--- START RAW DATA ---

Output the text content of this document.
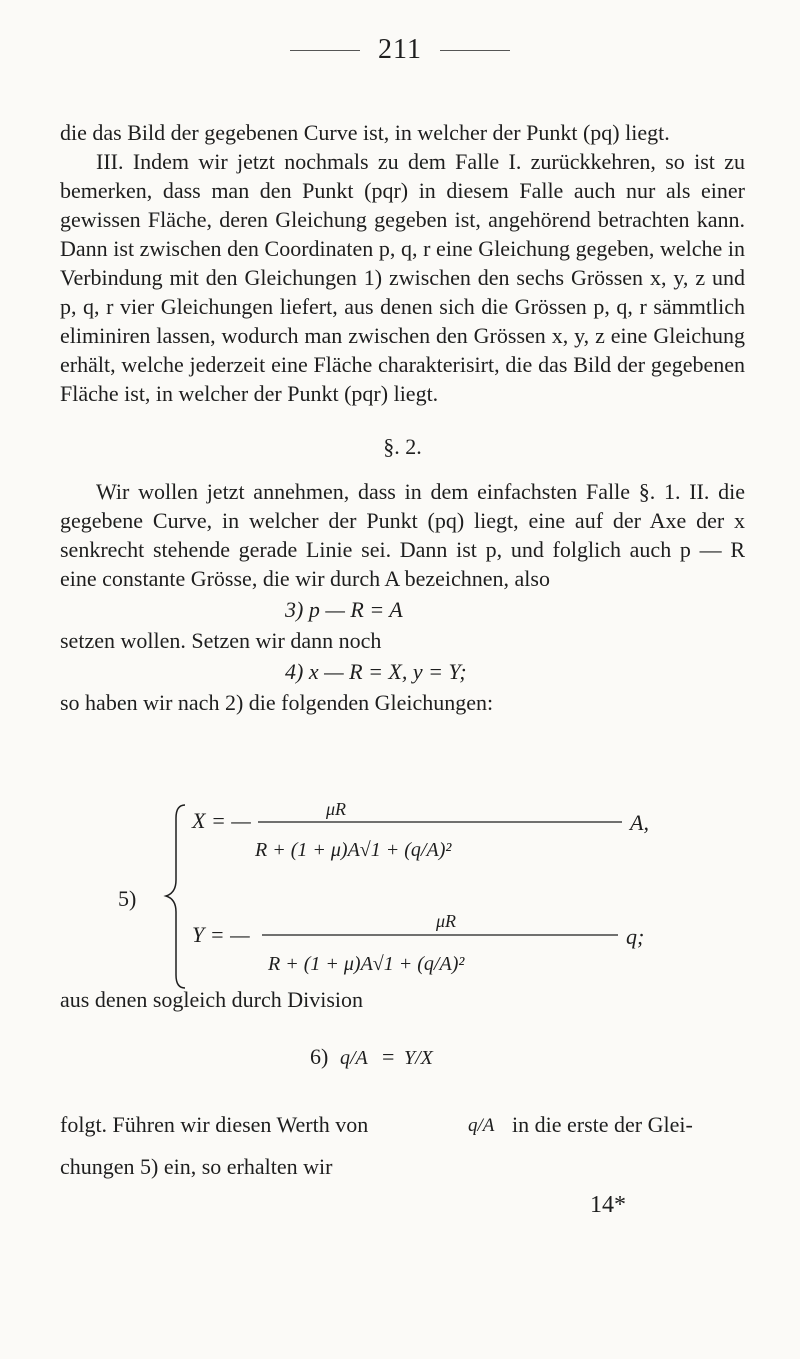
211

die das Bild der gegebenen Curve ist, in welcher der Punkt (pq) liegt.

III. Indem wir jetzt nochmals zu dem Falle I. zurückkehren, so ist zu bemerken, dass man den Punkt (pqr) in diesem Falle auch nur als einer gewissen Fläche, deren Gleichung gegeben ist, angehörend betrachten kann. Dann ist zwischen den Coordinaten p, q, r eine Gleichung gegeben, welche in Verbindung mit den Gleichungen 1) zwischen den sechs Grössen x, y, z und p, q, r vier Gleichungen liefert, aus denen sich die Grössen p, q, r sämmtlich eliminiren lassen, wodurch man zwischen den Grössen x, y, z eine Gleichung erhält, welche jederzeit eine Fläche charakterisirt, die das Bild der gegebenen Fläche ist, in welcher der Punkt (pqr) liegt.

§. 2.

Wir wollen jetzt annehmen, dass in dem einfachsten Falle §. 1. II. die gegebene Curve, in welcher der Punkt (pq) liegt, eine auf der Axe der x senkrecht stehende gerade Linie sei. Dann ist p, und folglich auch p — R eine constante Grösse, die wir durch A bezeichnen, also

3) p — R = A

setzen wollen. Setzen wir dann noch

4) x — R = X, y = Y;

so haben wir nach 2) die folgenden Gleichungen:

5)
X = —	μR
R + (1 + μ)A√1 + (q/A)²
A,
Y = —
μR
R + (1 + μ)A√1 + (q/A)²
q;
6) q/A = Y/X
q/A
aus denen sogleich durch Division
folgt. Führen wir diesen Werth von	in die erste der Glei-
chungen 5) ein, so erhalten wir
14*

--- END RAW DATA ---

DIRECTIONS: From the records above, pull out each line that has "gegebenen".

THE RESPONSE:
die das Bild der gegebenen Curve ist, in welcher der Punkt (pq) liegt.
III. Indem wir jetzt nochmals zu dem Falle I. zurückkehren, so ist zu bemerken, dass man den Punkt (pqr) in diesem Falle auch nur als einer gewissen Fläche, deren Gleichung gegeben ist, angehörend betrachten kann. Dann ist zwischen den Coordinaten p, q, r eine Gleichung gegeben, welche in Verbindung mit den Gleichungen 1) zwischen den sechs Grössen x, y, z und p, q, r vier Gleichungen liefert, aus denen sich die Grössen p, q, r sämmtlich eliminiren lassen, wodurch man zwischen den Grössen x, y, z eine Gleichung erhält, welche jederzeit eine Fläche charakterisirt, die das Bild der gegebenen Fläche ist, in welcher der Punkt (pqr) liegt.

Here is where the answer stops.